Excerpts from a figure dataset
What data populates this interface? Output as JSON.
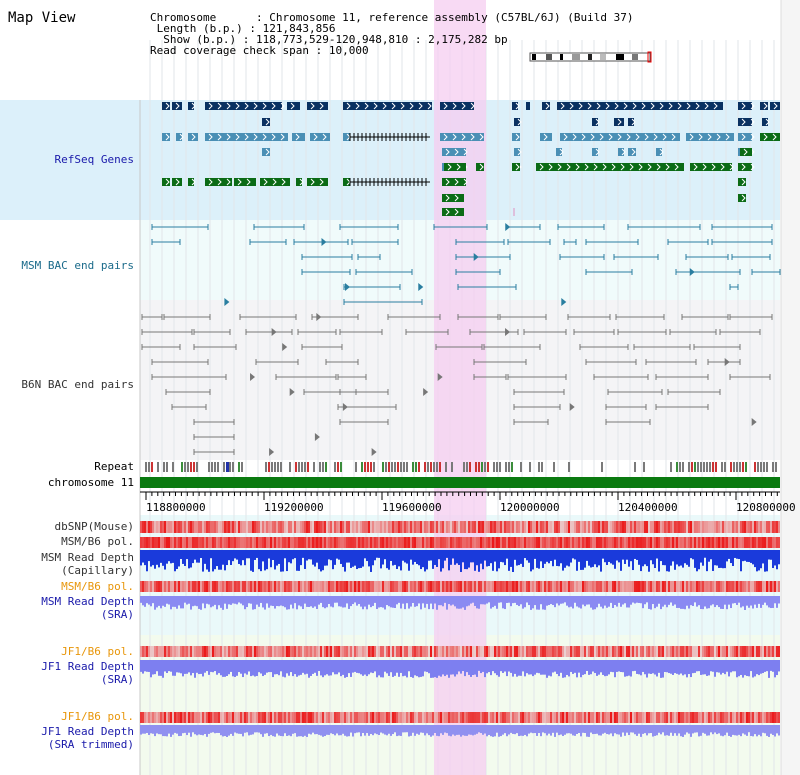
{
  "title": "Map View",
  "info": {
    "chromosome_key": "Chromosome",
    "chromosome_val": "Chromosome 11, reference assembly (C57BL/6J) (Build 37)",
    "length_key": "Length (b.p.)",
    "length_val": "121,843,856",
    "show_key": "Show (b.p.)",
    "show_val": "118,773,529-120,948,810 : 2,175,282 bp",
    "span_key": "Read coverage check span",
    "span_val": "10,000"
  },
  "tracks": {
    "refseq": "RefSeq Genes",
    "msm_bac": "MSM BAC end pairs",
    "b6n_bac": "B6N BAC end pairs",
    "repeat": "Repeat",
    "chromosome": "chromosome 11",
    "dbsnp": "dbSNP(Mouse)",
    "msm_b6_pol_1": "MSM/B6 pol.",
    "msm_depth_cap_1": "MSM Read Depth",
    "msm_depth_cap_2": "(Capillary)",
    "msm_b6_pol_2": "MSM/B6 pol.",
    "msm_depth_sra_1": "MSM Read Depth",
    "msm_depth_sra_2": "(SRA)",
    "jf1_b6_pol_1": "JF1/B6 pol.",
    "jf1_depth_sra_1": "JF1 Read Depth",
    "jf1_depth_sra_2": "(SRA)",
    "jf1_b6_pol_2": "JF1/B6 pol.",
    "jf1_depth_trim_1": "JF1 Read Depth",
    "jf1_depth_trim_2": "(SRA trimmed)"
  },
  "axis": {
    "ticks": [
      "118800000",
      "119200000",
      "119600000",
      "120000000",
      "120400000",
      "120800000"
    ]
  },
  "colors": {
    "gene_navy": "#0a3161",
    "gene_teal": "#4a8fb5",
    "gene_green": "#0b6b16",
    "bac_msm": "#2a7ea0",
    "bac_b6n": "#777777",
    "highlight": "#f6cdf0",
    "chrom_bar": "#0a7a10",
    "label_blue": "#1a1aaa",
    "label_orange": "#e8960a"
  }
}
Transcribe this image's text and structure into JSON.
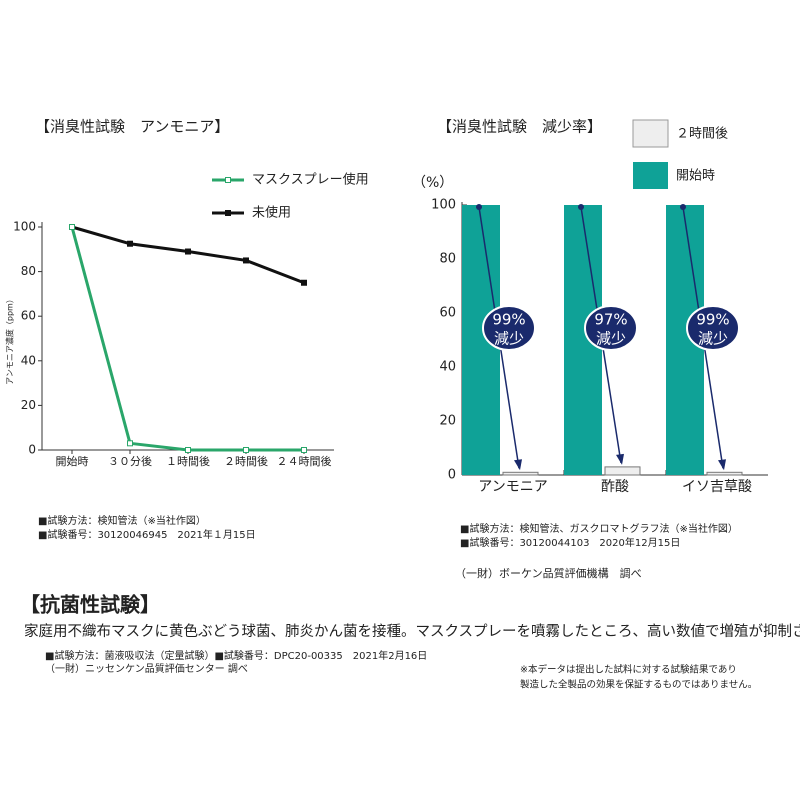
{
  "chart_data": [
    {
      "type": "line",
      "title": "【消臭性試験　アンモニア】",
      "y_label": "アンモニア濃度（ppm）",
      "categories": [
        "開始時",
        "３０分後",
        "１時間後",
        "２時間後",
        "２４時間後"
      ],
      "series": [
        {
          "name": "マスクスプレー使用",
          "color": "#2aa66a",
          "values": [
            100,
            3,
            0,
            0,
            0
          ]
        },
        {
          "name": "未使用",
          "color": "#111111",
          "values": [
            100,
            92.5,
            89,
            85,
            75
          ]
        }
      ],
      "ylim": [
        0,
        100
      ],
      "yticks": [
        0,
        20,
        40,
        60,
        80,
        100
      ],
      "notes": [
        "■試験方法：検知管法（※当社作図）",
        "■試験番号：30120046945　2021年１月15日"
      ]
    },
    {
      "type": "bar",
      "title": "【消臭性試験　減少率】",
      "unit": "（%）",
      "categories": [
        "アンモニア",
        "酢酸",
        "イソ吉草酸"
      ],
      "series": [
        {
          "name": "２時間後",
          "color": "#eeeeee",
          "values": [
            1,
            3,
            1
          ]
        },
        {
          "name": "開始時",
          "color": "#0fa297",
          "values": [
            100,
            100,
            100
          ]
        }
      ],
      "reduction": {
        "values": [
          99,
          97,
          99
        ],
        "value_labels": [
          "99%",
          "97%",
          "99%"
        ],
        "word": [
          "減少",
          "減少",
          "減少"
        ]
      },
      "ylim": [
        0,
        100
      ],
      "yticks": [
        0,
        20,
        40,
        60,
        80,
        100
      ],
      "notes": [
        "■試験方法：検知管法、ガスクロマトグラフ法（※当社作図）",
        "■試験番号：30120044103　2020年12月15日"
      ],
      "source": "（一財）ボーケン品質評価機構　調べ"
    }
  ],
  "antibacterial": {
    "title": "【抗菌性試験】",
    "description": "家庭用不織布マスクに黄色ぶどう球菌、肺炎かん菌を接種。マスクスプレーを噴霧したところ、高い数値で増殖が抑制された。",
    "method": "■試験方法：菌液吸収法（定量試験）■試験番号：DPC20-00335　2021年2月16日",
    "source": "（一財）ニッセンケン品質評価センター 調べ"
  },
  "disclaimer": [
    "※本データは提出した試料に対する試験結果であり",
    "製造した全製品の効果を保証するものではありません。"
  ]
}
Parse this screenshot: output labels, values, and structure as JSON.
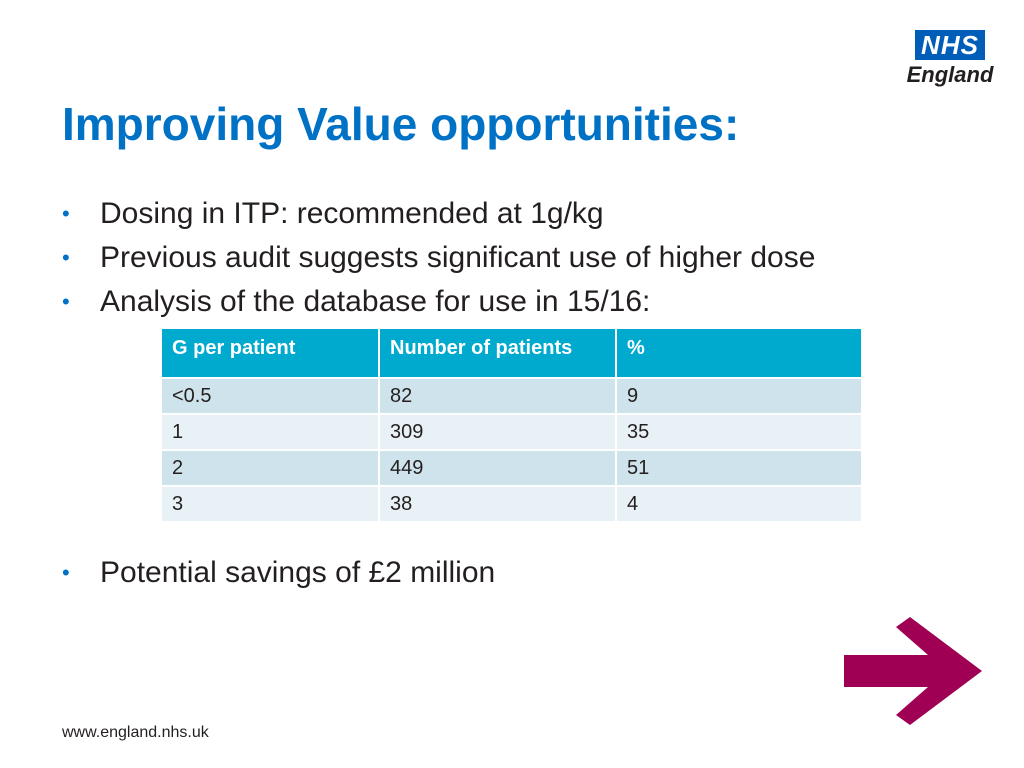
{
  "logo": {
    "box_text": "NHS",
    "sub_text": "England"
  },
  "title": "Improving Value opportunities:",
  "bullets": [
    "Dosing in ITP: recommended at 1g/kg",
    "Previous audit suggests significant use of higher dose",
    "Analysis of the database for use in 15/16:"
  ],
  "table": {
    "headers": [
      "G per patient",
      "Number of patients",
      "%"
    ],
    "rows": [
      [
        "<0.5",
        "82",
        "9"
      ],
      [
        "1",
        "309",
        "35"
      ],
      [
        "2",
        "449",
        "51"
      ],
      [
        "3",
        "38",
        "4"
      ]
    ]
  },
  "bullets_after": [
    "Potential savings of £2 million"
  ],
  "footer": "www.england.nhs.uk",
  "colors": {
    "title": "#0072c6",
    "table_header": "#00a9ce",
    "arrow": "#a00054",
    "logo": "#005eb8"
  },
  "icons": {
    "arrow": "right-arrow-icon",
    "bullet": "bullet-dot"
  }
}
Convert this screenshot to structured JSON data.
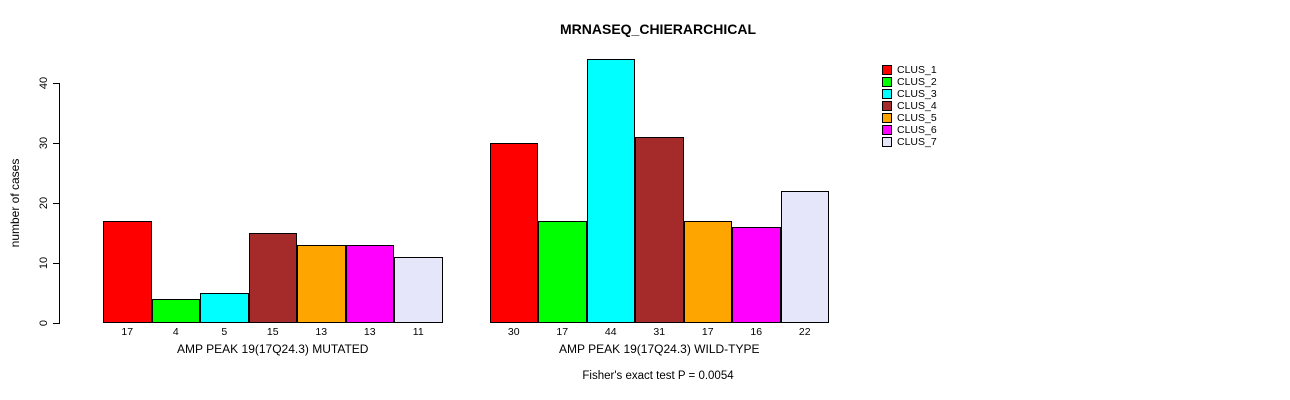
{
  "chart_data": {
    "type": "bar",
    "title": "MRNASEQ_CHIERARCHICAL",
    "ylabel": "number of cases",
    "xlabel": "",
    "annotation": "Fisher's exact test P = 0.0054",
    "yticks": [
      0,
      10,
      20,
      30,
      40
    ],
    "ylim": [
      0,
      44
    ],
    "grid": false,
    "legend_position": "right",
    "series_names": [
      "CLUS_1",
      "CLUS_2",
      "CLUS_3",
      "CLUS_4",
      "CLUS_5",
      "CLUS_6",
      "CLUS_7"
    ],
    "series_colors": [
      "#FF0000",
      "#00FF00",
      "#00FFFF",
      "#A52A2A",
      "#FFA500",
      "#FF00FF",
      "#E6E6FA"
    ],
    "groups": [
      {
        "label": "AMP PEAK 19(17Q24.3) MUTATED",
        "values": [
          17,
          4,
          5,
          15,
          13,
          13,
          11
        ]
      },
      {
        "label": "AMP PEAK 19(17Q24.3) WILD-TYPE",
        "values": [
          30,
          17,
          44,
          31,
          17,
          16,
          22
        ]
      }
    ],
    "colors": {
      "background": "#FFFFFF",
      "axis": "#000000",
      "text": "#000000"
    }
  }
}
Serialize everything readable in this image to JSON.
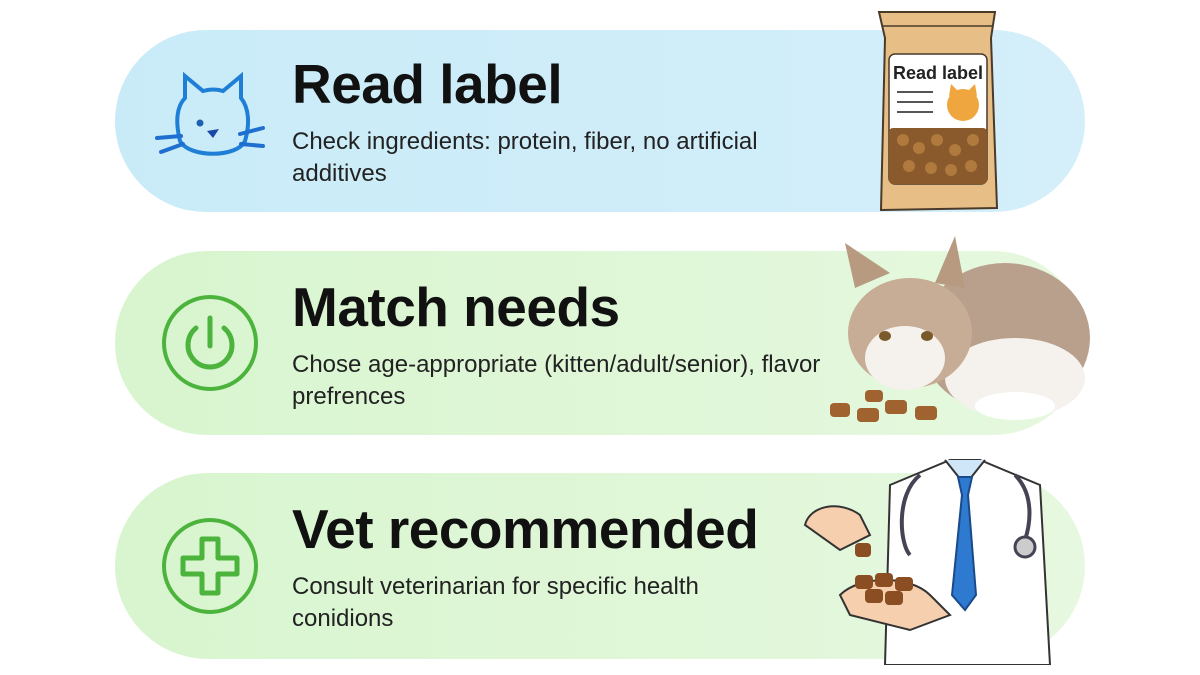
{
  "items": [
    {
      "title": "Read label",
      "description": "Check ingredients: protein, fiber, no artificial additives",
      "icon": "cat-face-icon",
      "accent": "#1f7fd6",
      "illustration": "food-bag",
      "bag_label": "Read label"
    },
    {
      "title": "Match needs",
      "description": "Chose age-appropriate (kitten/adult/senior), flavor prefrences",
      "icon": "power-icon",
      "accent": "#4cb43c",
      "illustration": "cat-eating"
    },
    {
      "title": "Vet recommended",
      "description": "Consult veterinarian for specific health conidions",
      "icon": "plus-cross-icon",
      "accent": "#4cb43c",
      "illustration": "vet-hands"
    }
  ],
  "colors": {
    "blue_card": "#cdedf9",
    "green_card": "#dcf6d3"
  }
}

Try it: Return, from the entries, each line that holds "検知管法".

Exercise result:
        "■試験方法：検知管法（※当社作図）",
        "■試験方法：検知管法、ガスクロマトグラフ法（※当社作図）",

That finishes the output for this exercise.